Copy each line that contains the string "title".

■ ■ ■ ■

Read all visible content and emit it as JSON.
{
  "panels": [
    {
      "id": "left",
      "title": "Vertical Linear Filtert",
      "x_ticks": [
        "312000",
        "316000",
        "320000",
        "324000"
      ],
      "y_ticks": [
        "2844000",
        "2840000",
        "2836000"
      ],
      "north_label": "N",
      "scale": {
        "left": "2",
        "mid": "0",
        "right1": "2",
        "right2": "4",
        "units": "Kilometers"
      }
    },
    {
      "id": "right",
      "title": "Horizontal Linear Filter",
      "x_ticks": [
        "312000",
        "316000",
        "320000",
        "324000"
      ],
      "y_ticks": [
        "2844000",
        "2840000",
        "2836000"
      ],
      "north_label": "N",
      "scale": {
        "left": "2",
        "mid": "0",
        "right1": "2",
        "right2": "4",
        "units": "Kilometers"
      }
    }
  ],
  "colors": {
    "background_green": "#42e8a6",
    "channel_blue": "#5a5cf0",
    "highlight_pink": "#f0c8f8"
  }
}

■ ■ ■ ■

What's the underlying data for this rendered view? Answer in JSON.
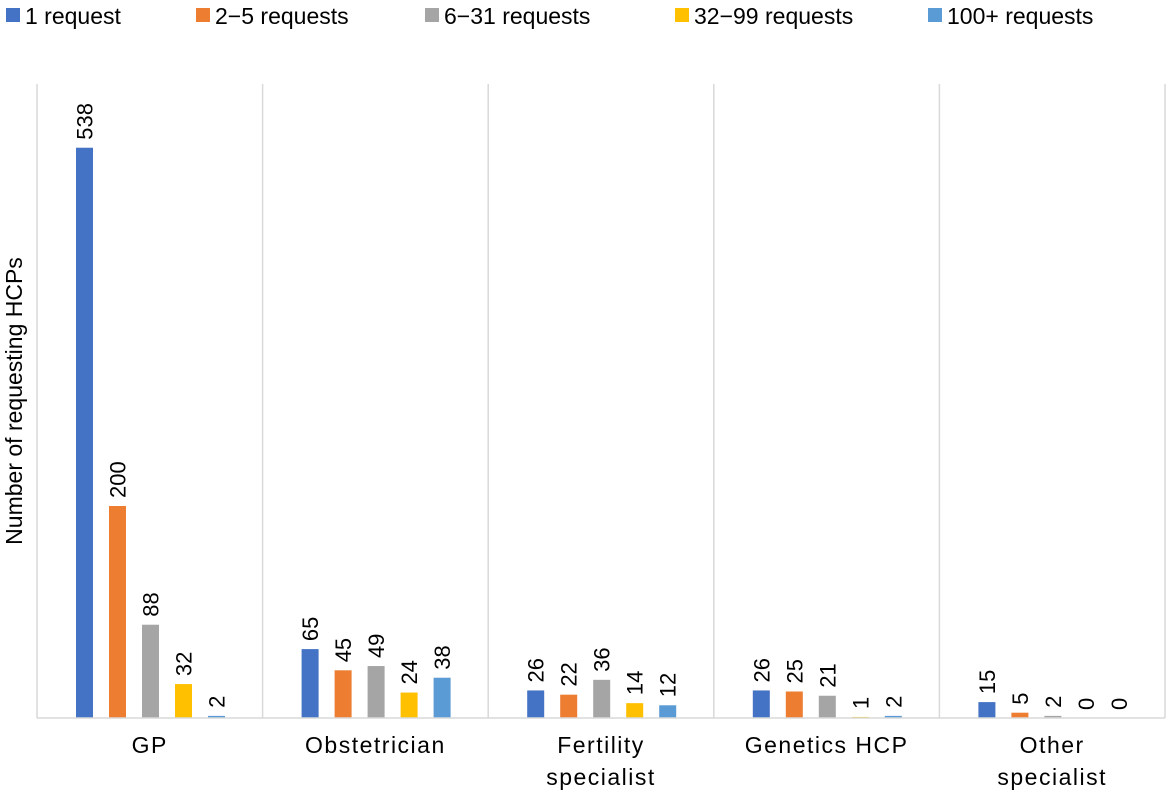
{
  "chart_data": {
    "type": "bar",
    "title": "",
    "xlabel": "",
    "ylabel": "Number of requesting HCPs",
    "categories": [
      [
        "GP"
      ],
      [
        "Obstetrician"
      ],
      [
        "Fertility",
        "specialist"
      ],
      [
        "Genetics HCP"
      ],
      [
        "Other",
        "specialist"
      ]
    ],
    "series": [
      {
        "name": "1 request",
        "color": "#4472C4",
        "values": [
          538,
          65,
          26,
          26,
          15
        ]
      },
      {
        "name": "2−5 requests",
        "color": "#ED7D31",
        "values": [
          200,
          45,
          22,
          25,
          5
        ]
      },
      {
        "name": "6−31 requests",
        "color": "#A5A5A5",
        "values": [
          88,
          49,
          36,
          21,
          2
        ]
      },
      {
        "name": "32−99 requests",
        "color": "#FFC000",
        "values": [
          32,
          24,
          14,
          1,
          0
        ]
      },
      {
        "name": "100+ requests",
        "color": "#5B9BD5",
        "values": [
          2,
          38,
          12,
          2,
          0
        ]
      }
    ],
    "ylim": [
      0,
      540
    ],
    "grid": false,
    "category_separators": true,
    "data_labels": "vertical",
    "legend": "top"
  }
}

■ ■ ■ ■

> _FULL RESPONSE_:
      "title": "Vertical Linear Filtert",
      "title": "Horizontal Linear Filter",
    "title": "",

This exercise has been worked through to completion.